TASK DESCRIPTION: Copy the data exactly; pictures stay out of the copy.

(Dataset rows about figures)
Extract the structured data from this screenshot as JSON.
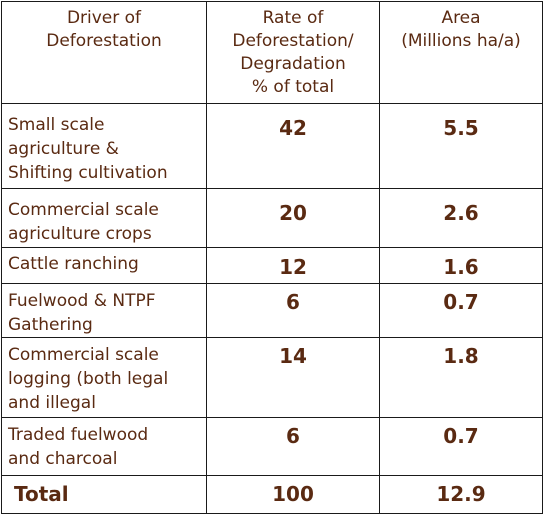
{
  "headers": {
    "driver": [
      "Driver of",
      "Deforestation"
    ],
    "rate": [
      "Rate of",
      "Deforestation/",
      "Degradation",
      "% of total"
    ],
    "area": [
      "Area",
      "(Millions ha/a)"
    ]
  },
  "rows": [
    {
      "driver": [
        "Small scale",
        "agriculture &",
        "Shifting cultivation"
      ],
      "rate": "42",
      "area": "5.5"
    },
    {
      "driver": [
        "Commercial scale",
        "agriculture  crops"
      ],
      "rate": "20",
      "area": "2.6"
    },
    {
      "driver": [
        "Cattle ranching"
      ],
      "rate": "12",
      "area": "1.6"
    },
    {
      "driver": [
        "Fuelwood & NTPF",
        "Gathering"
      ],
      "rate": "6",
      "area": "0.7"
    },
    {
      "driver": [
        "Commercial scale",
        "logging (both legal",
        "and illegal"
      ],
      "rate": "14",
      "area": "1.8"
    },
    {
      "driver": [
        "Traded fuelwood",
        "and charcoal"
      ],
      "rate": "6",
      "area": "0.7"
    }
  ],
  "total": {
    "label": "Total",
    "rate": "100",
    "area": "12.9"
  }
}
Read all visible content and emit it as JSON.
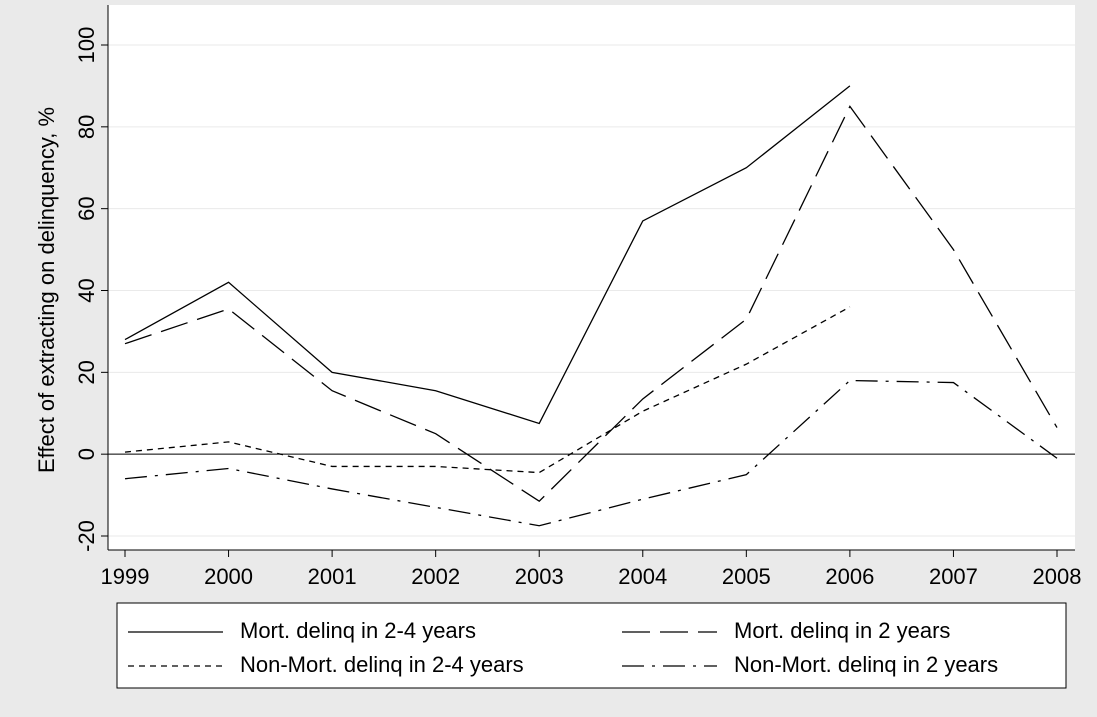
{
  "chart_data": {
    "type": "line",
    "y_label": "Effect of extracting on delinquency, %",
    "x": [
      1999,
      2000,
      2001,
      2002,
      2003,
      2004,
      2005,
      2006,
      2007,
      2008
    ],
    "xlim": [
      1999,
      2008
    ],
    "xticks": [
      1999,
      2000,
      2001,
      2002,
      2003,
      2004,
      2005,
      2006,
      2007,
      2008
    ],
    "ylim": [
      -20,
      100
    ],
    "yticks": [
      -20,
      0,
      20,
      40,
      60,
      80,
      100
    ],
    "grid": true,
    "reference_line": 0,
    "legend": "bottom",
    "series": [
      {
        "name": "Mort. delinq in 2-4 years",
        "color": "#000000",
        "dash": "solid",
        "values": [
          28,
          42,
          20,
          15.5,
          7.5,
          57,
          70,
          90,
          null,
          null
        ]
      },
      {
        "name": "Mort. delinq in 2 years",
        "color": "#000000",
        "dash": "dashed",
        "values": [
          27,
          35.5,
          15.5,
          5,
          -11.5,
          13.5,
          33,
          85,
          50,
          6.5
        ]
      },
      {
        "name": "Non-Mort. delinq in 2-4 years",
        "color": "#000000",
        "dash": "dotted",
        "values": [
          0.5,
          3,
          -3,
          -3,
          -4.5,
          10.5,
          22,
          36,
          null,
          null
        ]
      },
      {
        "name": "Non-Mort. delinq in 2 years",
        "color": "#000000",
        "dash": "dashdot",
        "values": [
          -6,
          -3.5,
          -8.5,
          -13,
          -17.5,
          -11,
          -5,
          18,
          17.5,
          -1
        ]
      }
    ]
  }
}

SOLUTION TO THIS TASK:
Extract the structured data from this screenshot as JSON.
{
  "headers": {
    "driver": [
      "Driver of",
      "Deforestation"
    ],
    "rate": [
      "Rate of",
      "Deforestation/",
      "Degradation",
      "% of total"
    ],
    "area": [
      "Area",
      "(Millions ha/a)"
    ]
  },
  "rows": [
    {
      "driver": [
        "Small scale",
        "agriculture &",
        "Shifting cultivation"
      ],
      "rate": "42",
      "area": "5.5"
    },
    {
      "driver": [
        "Commercial scale",
        "agriculture  crops"
      ],
      "rate": "20",
      "area": "2.6"
    },
    {
      "driver": [
        "Cattle ranching"
      ],
      "rate": "12",
      "area": "1.6"
    },
    {
      "driver": [
        "Fuelwood & NTPF",
        "Gathering"
      ],
      "rate": "6",
      "area": "0.7"
    },
    {
      "driver": [
        "Commercial scale",
        "logging (both legal",
        "and illegal"
      ],
      "rate": "14",
      "area": "1.8"
    },
    {
      "driver": [
        "Traded fuelwood",
        "and charcoal"
      ],
      "rate": "6",
      "area": "0.7"
    }
  ],
  "total": {
    "label": "Total",
    "rate": "100",
    "area": "12.9"
  }
}
Read all visible content and emit it as JSON.
{
  "chart_data": {
    "type": "line",
    "y_label": "Effect of extracting on delinquency, %",
    "x": [
      1999,
      2000,
      2001,
      2002,
      2003,
      2004,
      2005,
      2006,
      2007,
      2008
    ],
    "xlim": [
      1999,
      2008
    ],
    "xticks": [
      1999,
      2000,
      2001,
      2002,
      2003,
      2004,
      2005,
      2006,
      2007,
      2008
    ],
    "ylim": [
      -20,
      100
    ],
    "yticks": [
      -20,
      0,
      20,
      40,
      60,
      80,
      100
    ],
    "grid": true,
    "reference_line": 0,
    "legend": "bottom",
    "series": [
      {
        "name": "Mort. delinq in 2-4 years",
        "color": "#000000",
        "dash": "solid",
        "values": [
          28,
          42,
          20,
          15.5,
          7.5,
          57,
          70,
          90,
          null,
          null
        ]
      },
      {
        "name": "Mort. delinq in 2 years",
        "color": "#000000",
        "dash": "dashed",
        "values": [
          27,
          35.5,
          15.5,
          5,
          -11.5,
          13.5,
          33,
          85,
          50,
          6.5
        ]
      },
      {
        "name": "Non-Mort. delinq in 2-4 years",
        "color": "#000000",
        "dash": "dotted",
        "values": [
          0.5,
          3,
          -3,
          -3,
          -4.5,
          10.5,
          22,
          36,
          null,
          null
        ]
      },
      {
        "name": "Non-Mort. delinq in 2 years",
        "color": "#000000",
        "dash": "dashdot",
        "values": [
          -6,
          -3.5,
          -8.5,
          -13,
          -17.5,
          -11,
          -5,
          18,
          17.5,
          -1
        ]
      }
    ]
  }
}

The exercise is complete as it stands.